====== Texte fourni ======

Nous dormons quatre heures par nuit grand maximum. J’écris en parallèle de la mission des lettres de recommandation, mon éditeur m’envoie le bon à tirer de mon livre à vérifier. Le roman fleuve ERC continue – avec un réseau intermittent frustrant, au milieu de la nuit avec O. ; et J. qui m’écrit : « I am so thankful » et qu’il se voit grimper les Andes avec des antennes à dos d’âne. À trois heures du matin, les yeux éclatés dans mon duvet, je jette en vrac des phrases dans un fichier : je ne veux pas vivre cette mission à moitié, alors il faut l’épingler avec des mots.
Je suis épuisée.
Orion et la belle Galaxie toutes les nuits, à regarder lors de ma sortie obligée. Le soleil sur le visage le matin des rougeurs.
Son : Steven Gutheinz, Beyond the Lens, in Beyond the Lens, 2020
Je dis à O. : « Il faut vraiment faire venir les gens ici. On rate la moitié de l’expérience si on ne vient pas. »
La plaine sur laquelle nous débouchons, notre plaine, brille de points noirs parsemés : nos antennes. Au loin, la pente du plateau blanchi de sel ressemble à une bande de nuages, et les montagnes « d’or » (金) et les « petites » (小), merveilleux dragons endormis. Les touffes de végétation en dômes semi-sphériques, derrière lesquels je peux m’abriter pour faire pipi.

======

◆ **Consigne 1**: Recopiez le texte fourni en entier, sans y changer un seul mot.
Le texte et les enregistrements n'ont aucun lien entre eux.

====== Lignes ======

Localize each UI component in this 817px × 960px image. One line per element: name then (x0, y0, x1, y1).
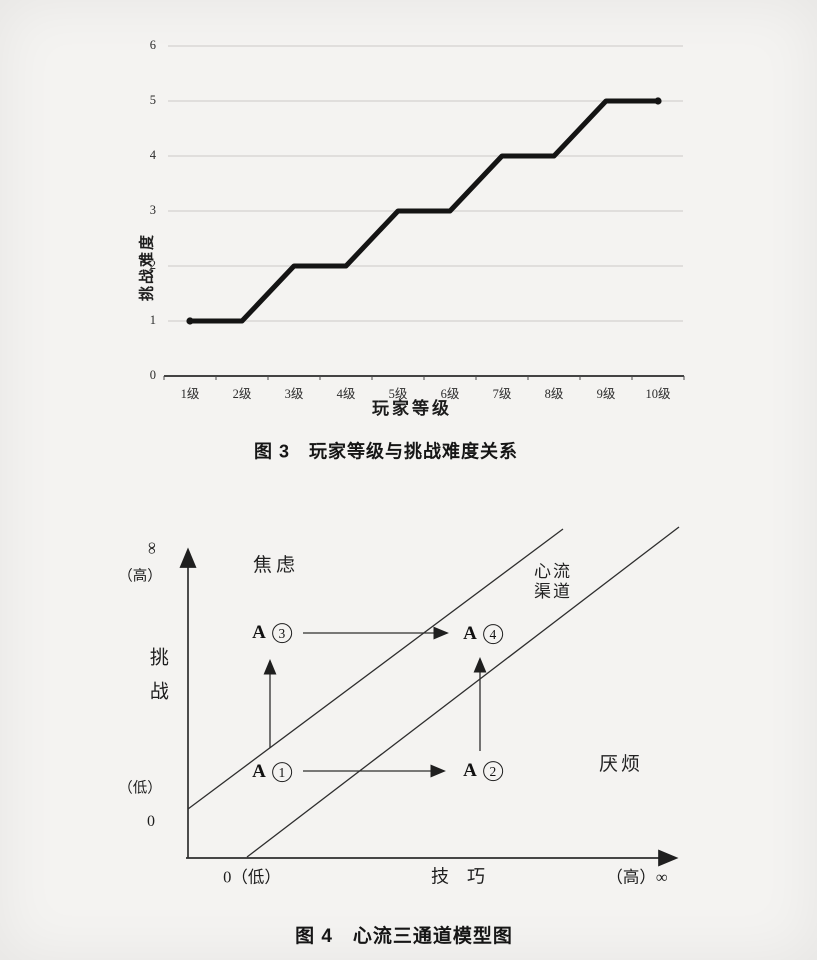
fig3-x-tick-label: 2级 (232, 387, 252, 401)
fig4-y-axis-low-label: （低） (118, 780, 162, 797)
fig4-region-anxiety: 焦虑 (252, 555, 300, 577)
fig4-flow-channel-line2: 渠道 (534, 582, 572, 601)
fig4-point-a3: A 3 (252, 622, 292, 644)
fig4-y-axis-infinity-label: ∞ (143, 541, 162, 555)
fig4-channel-upper-line (187, 528, 564, 810)
fig4-point-a3-circled-number: 3 (271, 623, 292, 643)
fig4-point-a4: A 4 (463, 623, 503, 645)
fig3-y-tick-label: 1 (149, 313, 156, 327)
fig4-point-a4-circled-number: 4 (482, 624, 503, 644)
fig3-x-tick-label: 9级 (596, 387, 616, 401)
fig3-x-tick-label: 1级 (180, 387, 200, 401)
fig3-y-tick-label: 3 (149, 203, 156, 217)
fig3-x-tick-label: 7级 (492, 387, 512, 401)
fig3-x-axis-title: 玩家等级 (372, 399, 452, 419)
fig4-flow-diagram (179, 526, 680, 867)
fig3-x-tick-label: 6级 (440, 387, 460, 401)
fig4-point-a1-circled-number: 1 (271, 762, 292, 782)
fig3-x-tick-label: 3级 (284, 387, 304, 401)
fig4-flow-channel-line1: 心流 (534, 562, 572, 581)
fig3-y-tick-label: 5 (149, 93, 156, 107)
fig3-y-tick-label: 6 (149, 38, 156, 52)
fig4-point-a2-circled-number: 2 (482, 761, 503, 781)
fig4-y-axis-title: 挑战 (146, 647, 168, 715)
fig4-point-a2-letter: A (463, 760, 477, 782)
fig4-region-flow-channel: 心流 渠道 (534, 562, 572, 602)
fig4-x-axis-origin-label: 0（低） (223, 867, 281, 887)
fig4-x-axis-high-label: （高）∞ (606, 867, 668, 887)
fig3-y-tick-label: 0 (149, 368, 156, 382)
fig4-channel-lower-line (246, 526, 680, 858)
fig3-step-chart (163, 45, 685, 380)
fig3-y-axis-title: 挑战难度 (138, 232, 156, 302)
fig4-point-a4-letter: A (463, 623, 477, 645)
fig3-caption: 图 3 玩家等级与挑战难度关系 (253, 441, 519, 462)
fig4-point-a2: A 2 (463, 760, 503, 782)
fig3-x-tick-label: 10级 (645, 387, 671, 401)
fig3-y-tick-label: 4 (149, 148, 156, 162)
fig3-difficulty-step-line (190, 98, 658, 324)
fig4-x-axis-title: 技 巧 (431, 866, 485, 887)
fig3-x-tick-label: 5级 (388, 387, 408, 401)
fig4-y-axis-zero-label: 0 (147, 812, 155, 830)
fig4-point-a1: A 1 (252, 761, 292, 783)
fig4-region-boredom: 厌烦 (598, 754, 644, 776)
fig4-point-a1-letter: A (252, 761, 266, 783)
fig4-point-a3-letter: A (252, 622, 266, 644)
fig4-y-axis-high-label: （高） (118, 568, 162, 585)
fig3-x-tick-label: 4级 (336, 387, 356, 401)
fig3-x-tick-label: 8级 (544, 387, 564, 401)
fig3-endpoint-marker (654, 97, 662, 105)
fig3-endpoint-marker (186, 317, 194, 325)
fig3-y-tick-label: 2 (149, 258, 156, 272)
fig4-caption: 图 4 心流三通道模型图 (295, 926, 513, 948)
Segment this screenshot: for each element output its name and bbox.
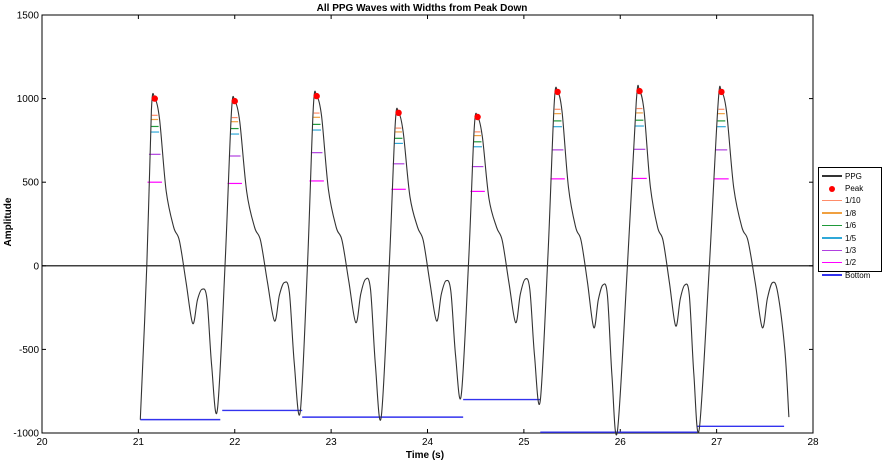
x-tick-label: 23 bbox=[326, 437, 338, 448]
peak-marker bbox=[554, 88, 561, 96]
legend-item: 1/3 bbox=[819, 244, 881, 256]
y-tick-label: -1000 bbox=[13, 429, 39, 440]
legend-symbol bbox=[819, 220, 845, 232]
legend-symbol bbox=[819, 232, 845, 244]
legend-item: 1/2 bbox=[819, 257, 881, 269]
legend-label: 1/3 bbox=[845, 246, 857, 256]
x-tick-label: 22 bbox=[229, 437, 241, 448]
legend-item: 1/8 bbox=[819, 207, 881, 219]
legend-item: 1/6 bbox=[819, 220, 881, 232]
x-tick-label: 24 bbox=[422, 437, 434, 448]
y-tick-label: 1000 bbox=[17, 94, 40, 105]
x-tick-label: 28 bbox=[807, 437, 819, 448]
legend-label: 1/2 bbox=[845, 258, 857, 268]
peak-marker bbox=[313, 92, 320, 100]
legend-label: 1/5 bbox=[845, 233, 857, 243]
x-tick-label: 20 bbox=[36, 437, 48, 448]
peak-marker bbox=[474, 113, 481, 121]
peak-marker bbox=[231, 97, 238, 105]
y-tick-label: 500 bbox=[22, 178, 39, 189]
legend-label: Peak bbox=[845, 184, 864, 194]
legend-symbol bbox=[819, 183, 845, 195]
x-tick-label: 21 bbox=[133, 437, 145, 448]
legend-item: 1/5 bbox=[819, 232, 881, 244]
x-axis-label: Time (s) bbox=[406, 450, 444, 461]
chart-title: All PPG Waves with Widths from Peak Down bbox=[317, 3, 528, 14]
legend-symbol bbox=[819, 170, 845, 182]
legend-label: 1/8 bbox=[845, 208, 857, 218]
plot-area: 20 21 22 23 24 25 26 27 28 -1000 -500 0 500 1000 1500 bbox=[13, 11, 819, 449]
y-tick-label: 1500 bbox=[17, 11, 40, 22]
peak-marker bbox=[718, 88, 725, 96]
legend-item: PPG bbox=[819, 170, 881, 182]
ppg-series-line bbox=[139, 84, 790, 436]
peak-marker bbox=[395, 109, 402, 117]
legend-item: 1/10 bbox=[819, 195, 881, 207]
axes-box bbox=[41, 14, 814, 434]
peak-marker bbox=[636, 87, 643, 95]
y-tick-label: 0 bbox=[33, 261, 39, 272]
legend-item: Peak bbox=[819, 182, 881, 194]
legend-symbol bbox=[819, 195, 845, 207]
legend-label: 1/10 bbox=[845, 196, 861, 206]
legend: PPG Peak 1/10 1/8 1/6 1/5 1/3 1/2 Bottom bbox=[818, 167, 882, 280]
legend-label: PPG bbox=[845, 171, 862, 181]
legend-item: Bottom bbox=[819, 269, 881, 281]
legend-symbol bbox=[819, 245, 845, 257]
x-tick-label: 27 bbox=[711, 437, 723, 448]
y-tick-label: -500 bbox=[19, 345, 39, 356]
legend-label: 1/6 bbox=[845, 221, 857, 231]
legend-symbol bbox=[819, 257, 845, 269]
legend-symbol bbox=[819, 269, 845, 281]
x-tick-label: 25 bbox=[518, 437, 530, 448]
x-tick-label: 26 bbox=[615, 437, 627, 448]
legend-label: Bottom bbox=[845, 270, 871, 280]
y-axis-label: Amplitude bbox=[3, 197, 14, 246]
legend-symbol bbox=[819, 207, 845, 219]
peak-marker bbox=[151, 95, 158, 102]
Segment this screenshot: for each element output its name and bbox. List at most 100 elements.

======

◆ **Consigne 2**: Dans les enregistrements, reproduisez tel quel le passage qui commence à la ligne contenant « x-tick-label: 23 bbox=[326, 437, 338, 448] » et finit à la ligne contenant « legend-label: 1/3 bbox=[845, 246, 857, 256] », ces deux lignes incluses, et rien d'autre.

◆ **Solution complète 1**:
Nous dormons quatre heures par nuit grand maximum. J’écris en parallèle de la mission des lettres de recommandation, mon éditeur m’envoie le bon à tirer de mon livre à vérifier. Le roman fleuve ERC continue – avec un réseau intermittent frustrant, au milieu de la nuit avec O. ; et J. qui m’écrit : « I am so thankful » et qu’il se voit grimper les Andes avec des antennes à dos d’âne. À trois heures du matin, les yeux éclatés dans mon duvet, je jette en vrac des phrases dans un fichier : je ne veux pas vivre cette mission à moitié, alors il faut l’épingler avec des mots.
Je suis épuisée.
Orion et la belle Galaxie toutes les nuits, à regarder lors de ma sortie obligée. Le soleil sur le visage le matin des rougeurs.
Son : Steven Gutheinz, Beyond the Lens, in Beyond the Lens, 2020
Je dis à O. : « Il faut vraiment faire venir les gens ici. On rate la moitié de l’expérience si on ne vient pas. »
La plaine sur laquelle nous débouchons, notre plaine, brille de points noirs parsemés : nos antennes. Au loin, la pente du plateau blanchi de sel ressemble à une bande de nuages, et les montagnes « d’or » (金) et les « petites » (小), merveilleux dragons endormis. Les touffes de végétation en dômes semi-sphériques, derrière lesquels je peux m’abriter pour faire pipi.

◆ **Solution complète 2**:
x-tick-label: 23 bbox=[326, 437, 338, 448]
peak-marker bbox=[554, 88, 561, 96]
legend-item: 1/3 bbox=[819, 244, 881, 256]
y-tick-label: -1000 bbox=[13, 429, 39, 440]
legend-symbol bbox=[819, 220, 845, 232]
legend-symbol bbox=[819, 232, 845, 244]
legend-item: 1/2 bbox=[819, 257, 881, 269]
legend-label: 1/3 bbox=[845, 246, 857, 256]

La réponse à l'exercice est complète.